Exercise objective: Can you print the data exactly and leave out each image?

Record extracts:
· · · ·

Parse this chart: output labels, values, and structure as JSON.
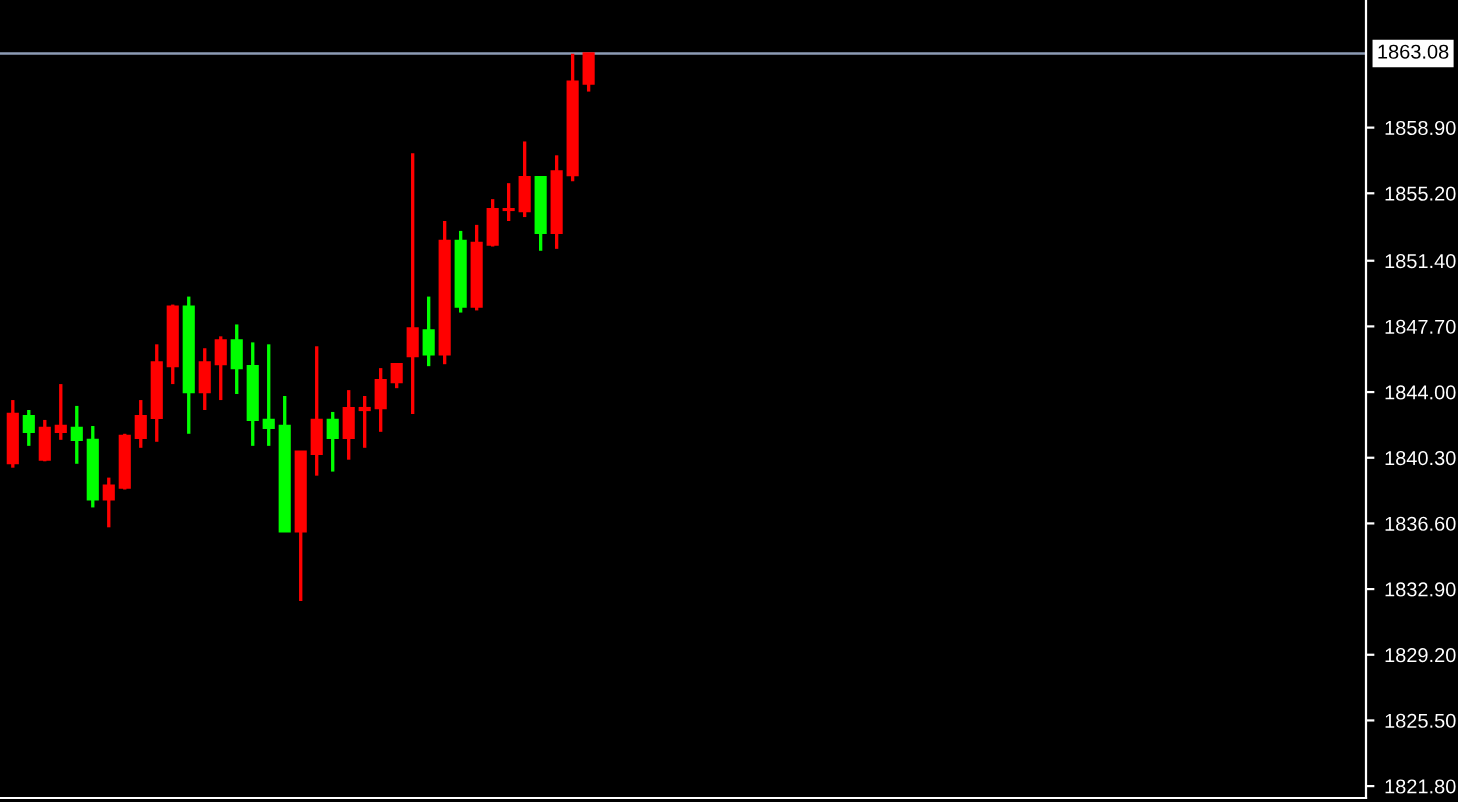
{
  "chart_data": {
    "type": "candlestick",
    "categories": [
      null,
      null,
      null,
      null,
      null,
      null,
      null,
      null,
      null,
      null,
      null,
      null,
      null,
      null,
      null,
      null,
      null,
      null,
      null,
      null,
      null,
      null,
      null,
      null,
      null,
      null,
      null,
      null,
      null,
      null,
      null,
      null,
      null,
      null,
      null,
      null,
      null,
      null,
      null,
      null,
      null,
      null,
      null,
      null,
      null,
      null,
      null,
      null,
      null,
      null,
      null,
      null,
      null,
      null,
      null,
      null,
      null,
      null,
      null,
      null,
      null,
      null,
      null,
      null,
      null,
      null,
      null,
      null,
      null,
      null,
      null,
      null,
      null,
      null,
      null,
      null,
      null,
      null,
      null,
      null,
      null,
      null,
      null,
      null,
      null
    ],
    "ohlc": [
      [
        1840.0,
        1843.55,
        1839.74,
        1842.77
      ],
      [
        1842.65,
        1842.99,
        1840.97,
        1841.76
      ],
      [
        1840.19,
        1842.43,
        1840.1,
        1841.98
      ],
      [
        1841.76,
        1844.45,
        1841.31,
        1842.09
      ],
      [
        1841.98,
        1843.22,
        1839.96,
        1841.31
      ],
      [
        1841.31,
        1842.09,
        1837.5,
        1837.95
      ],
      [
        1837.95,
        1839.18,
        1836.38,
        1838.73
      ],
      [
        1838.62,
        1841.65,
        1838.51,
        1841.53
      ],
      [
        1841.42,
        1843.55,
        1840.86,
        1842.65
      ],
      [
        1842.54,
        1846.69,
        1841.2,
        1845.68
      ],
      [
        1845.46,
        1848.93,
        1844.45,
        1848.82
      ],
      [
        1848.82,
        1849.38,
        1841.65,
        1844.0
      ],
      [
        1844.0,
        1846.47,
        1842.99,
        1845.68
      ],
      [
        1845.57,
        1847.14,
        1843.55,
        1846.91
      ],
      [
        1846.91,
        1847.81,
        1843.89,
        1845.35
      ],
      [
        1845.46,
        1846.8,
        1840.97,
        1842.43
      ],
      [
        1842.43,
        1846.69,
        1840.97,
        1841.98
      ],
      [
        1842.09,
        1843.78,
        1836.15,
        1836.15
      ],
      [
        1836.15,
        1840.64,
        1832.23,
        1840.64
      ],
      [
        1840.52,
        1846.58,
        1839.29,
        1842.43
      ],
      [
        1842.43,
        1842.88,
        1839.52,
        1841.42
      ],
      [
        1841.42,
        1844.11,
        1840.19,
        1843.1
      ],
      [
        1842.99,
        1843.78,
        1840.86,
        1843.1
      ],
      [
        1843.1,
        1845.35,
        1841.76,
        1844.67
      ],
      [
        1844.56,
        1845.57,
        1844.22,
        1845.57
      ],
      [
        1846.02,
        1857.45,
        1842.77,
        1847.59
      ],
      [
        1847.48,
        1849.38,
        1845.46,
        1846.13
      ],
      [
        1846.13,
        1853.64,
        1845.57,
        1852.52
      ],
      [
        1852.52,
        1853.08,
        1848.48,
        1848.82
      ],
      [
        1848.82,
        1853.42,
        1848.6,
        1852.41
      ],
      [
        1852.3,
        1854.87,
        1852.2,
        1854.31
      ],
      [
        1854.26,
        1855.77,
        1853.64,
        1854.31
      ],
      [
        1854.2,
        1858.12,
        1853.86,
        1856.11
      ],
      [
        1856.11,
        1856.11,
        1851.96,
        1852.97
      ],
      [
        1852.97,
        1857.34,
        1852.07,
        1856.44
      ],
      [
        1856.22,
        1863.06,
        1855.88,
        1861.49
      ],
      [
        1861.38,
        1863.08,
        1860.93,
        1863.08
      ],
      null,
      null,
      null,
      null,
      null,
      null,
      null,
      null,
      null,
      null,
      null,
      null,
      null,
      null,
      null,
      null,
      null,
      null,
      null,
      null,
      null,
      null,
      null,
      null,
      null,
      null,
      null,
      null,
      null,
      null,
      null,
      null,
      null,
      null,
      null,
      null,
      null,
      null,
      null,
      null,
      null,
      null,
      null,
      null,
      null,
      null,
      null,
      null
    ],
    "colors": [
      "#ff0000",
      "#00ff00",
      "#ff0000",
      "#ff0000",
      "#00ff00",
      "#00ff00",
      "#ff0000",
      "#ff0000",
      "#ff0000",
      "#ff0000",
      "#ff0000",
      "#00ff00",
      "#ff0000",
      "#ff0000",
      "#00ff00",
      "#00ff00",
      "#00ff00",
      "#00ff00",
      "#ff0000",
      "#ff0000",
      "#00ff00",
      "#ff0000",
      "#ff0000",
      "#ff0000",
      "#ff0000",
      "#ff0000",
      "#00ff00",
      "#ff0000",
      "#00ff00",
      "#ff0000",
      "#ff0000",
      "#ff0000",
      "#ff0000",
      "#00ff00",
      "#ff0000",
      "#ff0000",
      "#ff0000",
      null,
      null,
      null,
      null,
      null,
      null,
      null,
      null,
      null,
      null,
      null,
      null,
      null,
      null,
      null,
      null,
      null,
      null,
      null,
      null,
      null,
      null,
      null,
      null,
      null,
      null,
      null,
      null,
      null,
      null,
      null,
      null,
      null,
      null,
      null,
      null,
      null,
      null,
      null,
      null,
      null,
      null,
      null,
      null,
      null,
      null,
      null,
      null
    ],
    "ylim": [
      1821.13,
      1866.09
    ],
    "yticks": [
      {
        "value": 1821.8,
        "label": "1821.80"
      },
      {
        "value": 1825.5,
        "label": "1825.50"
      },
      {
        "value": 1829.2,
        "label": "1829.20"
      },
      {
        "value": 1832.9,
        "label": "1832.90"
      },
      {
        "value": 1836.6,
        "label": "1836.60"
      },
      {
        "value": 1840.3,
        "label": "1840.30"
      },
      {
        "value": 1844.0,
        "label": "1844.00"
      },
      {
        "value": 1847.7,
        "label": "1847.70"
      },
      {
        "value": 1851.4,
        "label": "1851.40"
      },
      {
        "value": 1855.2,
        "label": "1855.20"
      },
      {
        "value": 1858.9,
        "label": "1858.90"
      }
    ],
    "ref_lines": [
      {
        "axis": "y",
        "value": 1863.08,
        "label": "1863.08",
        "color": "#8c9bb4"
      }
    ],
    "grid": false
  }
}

· · · ·

Task result:
Parse this chart: output labels, values, and structure as JSON.
{
  "chart_data": {
    "type": "candlestick",
    "categories": [
      null,
      null,
      null,
      null,
      null,
      null,
      null,
      null,
      null,
      null,
      null,
      null,
      null,
      null,
      null,
      null,
      null,
      null,
      null,
      null,
      null,
      null,
      null,
      null,
      null,
      null,
      null,
      null,
      null,
      null,
      null,
      null,
      null,
      null,
      null,
      null,
      null,
      null,
      null,
      null,
      null,
      null,
      null,
      null,
      null,
      null,
      null,
      null,
      null,
      null,
      null,
      null,
      null,
      null,
      null,
      null,
      null,
      null,
      null,
      null,
      null,
      null,
      null,
      null,
      null,
      null,
      null,
      null,
      null,
      null,
      null,
      null,
      null,
      null,
      null,
      null,
      null,
      null,
      null,
      null,
      null,
      null,
      null,
      null,
      null
    ],
    "ohlc": [
      [
        1840.0,
        1843.55,
        1839.74,
        1842.77
      ],
      [
        1842.65,
        1842.99,
        1840.97,
        1841.76
      ],
      [
        1840.19,
        1842.43,
        1840.1,
        1841.98
      ],
      [
        1841.76,
        1844.45,
        1841.31,
        1842.09
      ],
      [
        1841.98,
        1843.22,
        1839.96,
        1841.31
      ],
      [
        1841.31,
        1842.09,
        1837.5,
        1837.95
      ],
      [
        1837.95,
        1839.18,
        1836.38,
        1838.73
      ],
      [
        1838.62,
        1841.65,
        1838.51,
        1841.53
      ],
      [
        1841.42,
        1843.55,
        1840.86,
        1842.65
      ],
      [
        1842.54,
        1846.69,
        1841.2,
        1845.68
      ],
      [
        1845.46,
        1848.93,
        1844.45,
        1848.82
      ],
      [
        1848.82,
        1849.38,
        1841.65,
        1844.0
      ],
      [
        1844.0,
        1846.47,
        1842.99,
        1845.68
      ],
      [
        1845.57,
        1847.14,
        1843.55,
        1846.91
      ],
      [
        1846.91,
        1847.81,
        1843.89,
        1845.35
      ],
      [
        1845.46,
        1846.8,
        1840.97,
        1842.43
      ],
      [
        1842.43,
        1846.69,
        1840.97,
        1841.98
      ],
      [
        1842.09,
        1843.78,
        1836.15,
        1836.15
      ],
      [
        1836.15,
        1840.64,
        1832.23,
        1840.64
      ],
      [
        1840.52,
        1846.58,
        1839.29,
        1842.43
      ],
      [
        1842.43,
        1842.88,
        1839.52,
        1841.42
      ],
      [
        1841.42,
        1844.11,
        1840.19,
        1843.1
      ],
      [
        1842.99,
        1843.78,
        1840.86,
        1843.1
      ],
      [
        1843.1,
        1845.35,
        1841.76,
        1844.67
      ],
      [
        1844.56,
        1845.57,
        1844.22,
        1845.57
      ],
      [
        1846.02,
        1857.45,
        1842.77,
        1847.59
      ],
      [
        1847.48,
        1849.38,
        1845.46,
        1846.13
      ],
      [
        1846.13,
        1853.64,
        1845.57,
        1852.52
      ],
      [
        1852.52,
        1853.08,
        1848.48,
        1848.82
      ],
      [
        1848.82,
        1853.42,
        1848.6,
        1852.41
      ],
      [
        1852.3,
        1854.87,
        1852.2,
        1854.31
      ],
      [
        1854.26,
        1855.77,
        1853.64,
        1854.31
      ],
      [
        1854.2,
        1858.12,
        1853.86,
        1856.11
      ],
      [
        1856.11,
        1856.11,
        1851.96,
        1852.97
      ],
      [
        1852.97,
        1857.34,
        1852.07,
        1856.44
      ],
      [
        1856.22,
        1863.06,
        1855.88,
        1861.49
      ],
      [
        1861.38,
        1863.08,
        1860.93,
        1863.08
      ],
      null,
      null,
      null,
      null,
      null,
      null,
      null,
      null,
      null,
      null,
      null,
      null,
      null,
      null,
      null,
      null,
      null,
      null,
      null,
      null,
      null,
      null,
      null,
      null,
      null,
      null,
      null,
      null,
      null,
      null,
      null,
      null,
      null,
      null,
      null,
      null,
      null,
      null,
      null,
      null,
      null,
      null,
      null,
      null,
      null,
      null,
      null,
      null
    ],
    "colors": [
      "#ff0000",
      "#00ff00",
      "#ff0000",
      "#ff0000",
      "#00ff00",
      "#00ff00",
      "#ff0000",
      "#ff0000",
      "#ff0000",
      "#ff0000",
      "#ff0000",
      "#00ff00",
      "#ff0000",
      "#ff0000",
      "#00ff00",
      "#00ff00",
      "#00ff00",
      "#00ff00",
      "#ff0000",
      "#ff0000",
      "#00ff00",
      "#ff0000",
      "#ff0000",
      "#ff0000",
      "#ff0000",
      "#ff0000",
      "#00ff00",
      "#ff0000",
      "#00ff00",
      "#ff0000",
      "#ff0000",
      "#ff0000",
      "#ff0000",
      "#00ff00",
      "#ff0000",
      "#ff0000",
      "#ff0000",
      null,
      null,
      null,
      null,
      null,
      null,
      null,
      null,
      null,
      null,
      null,
      null,
      null,
      null,
      null,
      null,
      null,
      null,
      null,
      null,
      null,
      null,
      null,
      null,
      null,
      null,
      null,
      null,
      null,
      null,
      null,
      null,
      null,
      null,
      null,
      null,
      null,
      null,
      null,
      null,
      null,
      null,
      null,
      null,
      null,
      null,
      null,
      null
    ],
    "ylim": [
      1821.13,
      1866.09
    ],
    "yticks": [
      {
        "value": 1821.8,
        "label": "1821.80"
      },
      {
        "value": 1825.5,
        "label": "1825.50"
      },
      {
        "value": 1829.2,
        "label": "1829.20"
      },
      {
        "value": 1832.9,
        "label": "1832.90"
      },
      {
        "value": 1836.6,
        "label": "1836.60"
      },
      {
        "value": 1840.3,
        "label": "1840.30"
      },
      {
        "value": 1844.0,
        "label": "1844.00"
      },
      {
        "value": 1847.7,
        "label": "1847.70"
      },
      {
        "value": 1851.4,
        "label": "1851.40"
      },
      {
        "value": 1855.2,
        "label": "1855.20"
      },
      {
        "value": 1858.9,
        "label": "1858.90"
      }
    ],
    "ref_lines": [
      {
        "axis": "y",
        "value": 1863.08,
        "label": "1863.08",
        "color": "#8c9bb4"
      }
    ],
    "grid": false
  }
}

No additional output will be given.